Text block:
/---

On Tue, 29 Nov 2005 00:18:08 +0200, Ignas Mikalajunas ignas.mikalajunas@gmail.com wrote:
Content length is calculated by calling (length content) which produces wrong results with unicode characters in the string. Piso on #lisp proposed a solution - using (length (string-to-octets string :external-format :utf-8)) which translates to just (length (string-to-octets string :external-format)) in the code.
I won't do that because it's most likely a terrible performance hog if you convert each page to octets be default (assuming that most users already send octets).
I also don't understand why
(length (string-to-octets string :external-format :utf-8))
translates to
(length (string-to-octets string :external-format))
The true way to solve this would be using (file-string-length), but the function is not working properly on sbcl yet.
Huh? How is that supposed to work (even if it would work on SBCL)? *TBNL-STREAM* is a binary stream which accepts octets, isn't it?

\---

Spatial layout entries:

/---

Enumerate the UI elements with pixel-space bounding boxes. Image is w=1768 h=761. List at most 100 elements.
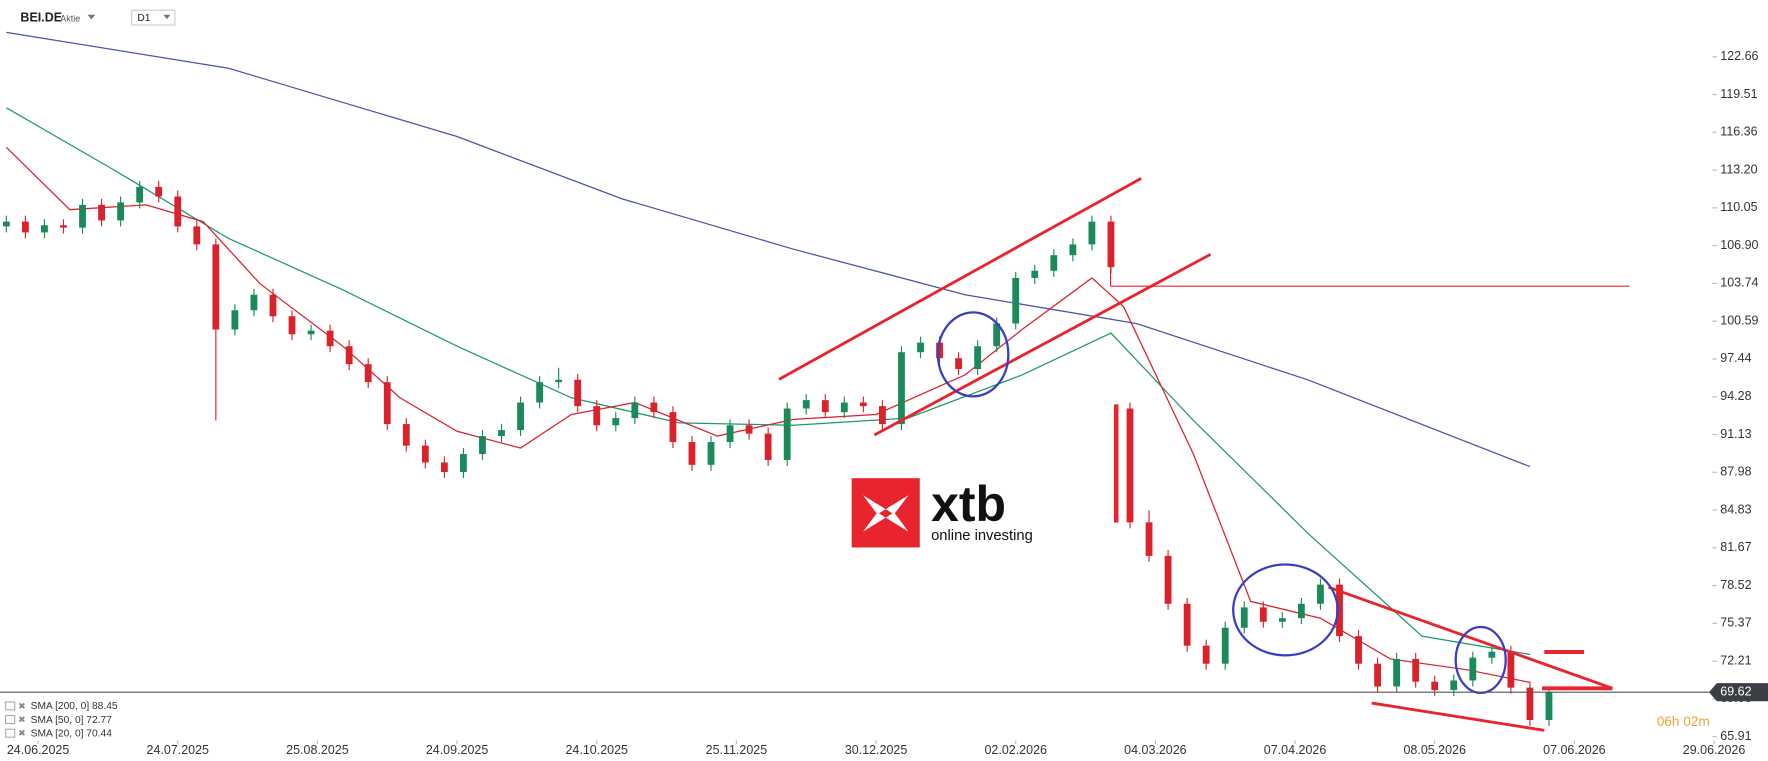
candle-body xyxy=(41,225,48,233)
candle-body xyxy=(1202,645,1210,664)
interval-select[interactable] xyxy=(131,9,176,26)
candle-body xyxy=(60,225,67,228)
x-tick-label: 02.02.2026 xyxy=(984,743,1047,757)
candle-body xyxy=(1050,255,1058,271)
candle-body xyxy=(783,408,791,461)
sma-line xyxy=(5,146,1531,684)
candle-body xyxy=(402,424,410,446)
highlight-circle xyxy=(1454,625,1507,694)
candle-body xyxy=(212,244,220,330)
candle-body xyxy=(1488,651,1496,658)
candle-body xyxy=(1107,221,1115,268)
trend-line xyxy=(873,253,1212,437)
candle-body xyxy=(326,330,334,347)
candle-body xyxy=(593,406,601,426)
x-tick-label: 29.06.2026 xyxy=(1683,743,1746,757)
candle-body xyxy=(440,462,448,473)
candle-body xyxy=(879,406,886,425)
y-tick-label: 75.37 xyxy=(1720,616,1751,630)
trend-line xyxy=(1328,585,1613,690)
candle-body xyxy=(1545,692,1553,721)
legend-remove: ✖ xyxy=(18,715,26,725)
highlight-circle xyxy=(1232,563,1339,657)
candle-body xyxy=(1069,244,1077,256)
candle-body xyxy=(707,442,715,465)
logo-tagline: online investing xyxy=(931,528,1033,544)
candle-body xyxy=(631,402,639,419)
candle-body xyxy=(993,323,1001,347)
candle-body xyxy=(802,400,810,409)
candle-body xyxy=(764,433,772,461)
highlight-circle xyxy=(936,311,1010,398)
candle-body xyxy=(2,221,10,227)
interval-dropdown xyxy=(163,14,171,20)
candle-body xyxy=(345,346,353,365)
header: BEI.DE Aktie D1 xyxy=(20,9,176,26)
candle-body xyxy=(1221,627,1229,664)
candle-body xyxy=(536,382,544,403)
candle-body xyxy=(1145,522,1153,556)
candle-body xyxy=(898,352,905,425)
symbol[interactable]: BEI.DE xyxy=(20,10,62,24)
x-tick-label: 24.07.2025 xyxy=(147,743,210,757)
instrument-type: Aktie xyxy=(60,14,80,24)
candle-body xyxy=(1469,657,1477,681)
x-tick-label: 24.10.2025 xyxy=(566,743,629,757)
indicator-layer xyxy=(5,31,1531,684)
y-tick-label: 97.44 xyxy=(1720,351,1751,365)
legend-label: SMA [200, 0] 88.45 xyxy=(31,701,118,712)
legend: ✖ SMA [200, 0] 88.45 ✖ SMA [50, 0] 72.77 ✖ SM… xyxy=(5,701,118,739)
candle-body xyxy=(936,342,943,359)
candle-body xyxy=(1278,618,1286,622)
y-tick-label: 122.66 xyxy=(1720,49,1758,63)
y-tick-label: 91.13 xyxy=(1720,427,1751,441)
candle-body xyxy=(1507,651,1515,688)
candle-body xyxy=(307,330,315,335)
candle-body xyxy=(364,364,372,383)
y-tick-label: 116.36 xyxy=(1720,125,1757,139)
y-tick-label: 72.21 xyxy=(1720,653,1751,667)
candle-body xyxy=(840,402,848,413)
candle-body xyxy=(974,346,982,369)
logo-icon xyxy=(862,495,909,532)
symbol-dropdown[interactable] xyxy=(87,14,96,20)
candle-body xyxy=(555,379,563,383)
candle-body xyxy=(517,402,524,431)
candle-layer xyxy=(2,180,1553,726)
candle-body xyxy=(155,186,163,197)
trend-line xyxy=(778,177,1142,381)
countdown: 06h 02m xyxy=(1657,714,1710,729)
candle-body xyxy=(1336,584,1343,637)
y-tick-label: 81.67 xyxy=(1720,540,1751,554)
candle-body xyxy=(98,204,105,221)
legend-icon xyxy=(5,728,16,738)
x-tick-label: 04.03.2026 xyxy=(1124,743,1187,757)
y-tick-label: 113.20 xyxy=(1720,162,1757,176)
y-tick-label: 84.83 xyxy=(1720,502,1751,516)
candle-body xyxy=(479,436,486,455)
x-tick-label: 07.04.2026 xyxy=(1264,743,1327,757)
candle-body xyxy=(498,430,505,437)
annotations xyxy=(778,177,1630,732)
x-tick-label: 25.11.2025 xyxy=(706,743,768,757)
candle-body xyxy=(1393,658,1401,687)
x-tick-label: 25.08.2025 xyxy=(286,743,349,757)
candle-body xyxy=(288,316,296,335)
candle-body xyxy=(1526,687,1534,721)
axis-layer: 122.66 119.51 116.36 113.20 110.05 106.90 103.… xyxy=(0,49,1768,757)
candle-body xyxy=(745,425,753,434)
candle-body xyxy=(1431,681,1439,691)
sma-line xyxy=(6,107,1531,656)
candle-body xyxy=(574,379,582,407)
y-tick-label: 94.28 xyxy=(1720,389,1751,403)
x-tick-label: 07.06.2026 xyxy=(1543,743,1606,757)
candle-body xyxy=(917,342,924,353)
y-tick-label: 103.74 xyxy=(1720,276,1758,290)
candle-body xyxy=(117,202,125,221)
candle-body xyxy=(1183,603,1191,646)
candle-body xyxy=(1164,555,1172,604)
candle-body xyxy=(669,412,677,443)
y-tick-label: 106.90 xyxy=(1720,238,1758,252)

\---

Tasks to complete:
a - Please list every Lisp function named in the content length discussion.
b - Carry the content length discussion forward from its last sentence.
This data has no connection to the content length discussion.

Expected responses:
a - length, string-to-octets, file-string-length

b -
So could you please fix the (send-output),
IMHO there's nothing to "fix" because TBNL works as expected. The docs clearly say that you're supposed to send octets, see for example here:
Note that the UTF-8 example that comes with TBNL sends a correct header.
FWIW, I've just released a new version where you can manually set the CONTENT-LENGTH slot of the REPLY object. If it is not NIL TBNL won't bother to compute the content length so you can set it to any value you want. Note, though, that you'll run into trouble w.r.t. TBNL/Apache interaction if you set a wrong value there.
because with current setup browsers that strictly adhere to the content-lenght (IE 6.0, Opera) would trim 1 character of the responses body for each UTF-8 character in it.
Nope, that's not how UTF-8 works.
Cheers, Edi.